Required work: Wherever the string "District" occurs in a line of these records, report that line.

Recorded data:

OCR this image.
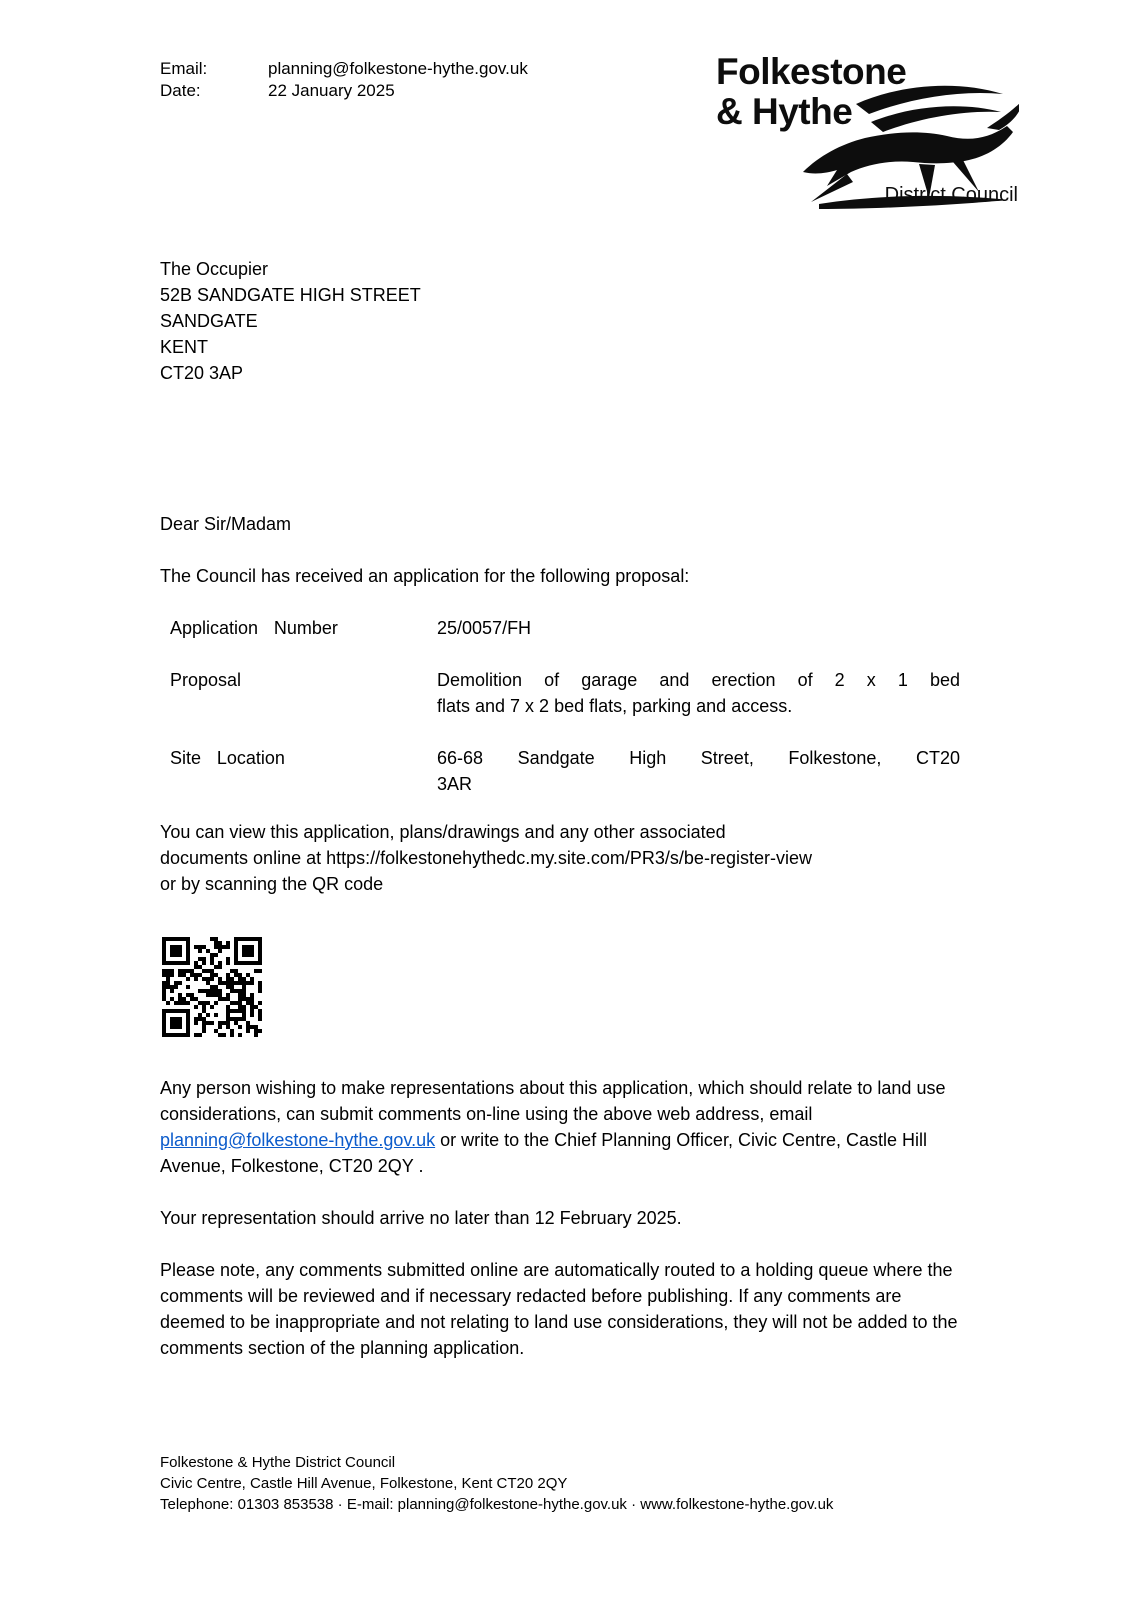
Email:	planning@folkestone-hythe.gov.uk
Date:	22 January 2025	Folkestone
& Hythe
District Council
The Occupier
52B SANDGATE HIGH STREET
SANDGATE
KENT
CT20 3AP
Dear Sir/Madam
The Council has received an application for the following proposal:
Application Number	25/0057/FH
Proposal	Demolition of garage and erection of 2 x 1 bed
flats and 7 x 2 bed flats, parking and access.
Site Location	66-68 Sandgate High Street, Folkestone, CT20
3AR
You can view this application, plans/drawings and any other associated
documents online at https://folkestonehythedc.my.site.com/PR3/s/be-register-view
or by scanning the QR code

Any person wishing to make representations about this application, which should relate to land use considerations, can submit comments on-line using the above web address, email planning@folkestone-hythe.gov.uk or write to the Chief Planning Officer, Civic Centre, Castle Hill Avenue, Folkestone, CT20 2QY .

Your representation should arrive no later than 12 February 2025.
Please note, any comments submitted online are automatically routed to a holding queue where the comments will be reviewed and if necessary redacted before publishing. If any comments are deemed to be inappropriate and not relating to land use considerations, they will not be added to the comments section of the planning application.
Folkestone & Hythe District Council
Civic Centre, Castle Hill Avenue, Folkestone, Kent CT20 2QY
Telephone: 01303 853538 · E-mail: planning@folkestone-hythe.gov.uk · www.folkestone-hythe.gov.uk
--
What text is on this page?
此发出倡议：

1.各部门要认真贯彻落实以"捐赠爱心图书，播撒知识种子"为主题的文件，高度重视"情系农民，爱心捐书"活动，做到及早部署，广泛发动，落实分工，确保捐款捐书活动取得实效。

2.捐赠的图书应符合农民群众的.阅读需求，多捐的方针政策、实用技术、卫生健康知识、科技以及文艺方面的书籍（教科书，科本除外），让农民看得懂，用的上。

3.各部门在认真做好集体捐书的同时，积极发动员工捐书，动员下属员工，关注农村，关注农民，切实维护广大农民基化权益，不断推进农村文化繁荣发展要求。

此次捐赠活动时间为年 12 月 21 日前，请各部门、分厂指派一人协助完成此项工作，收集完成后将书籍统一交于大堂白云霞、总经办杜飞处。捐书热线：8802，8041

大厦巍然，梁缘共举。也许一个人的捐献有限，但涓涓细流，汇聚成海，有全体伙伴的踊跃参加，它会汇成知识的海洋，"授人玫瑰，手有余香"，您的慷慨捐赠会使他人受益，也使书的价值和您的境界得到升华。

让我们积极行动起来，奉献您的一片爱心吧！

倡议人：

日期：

Worked answer:
District Council
Folkestone & Hythe District Council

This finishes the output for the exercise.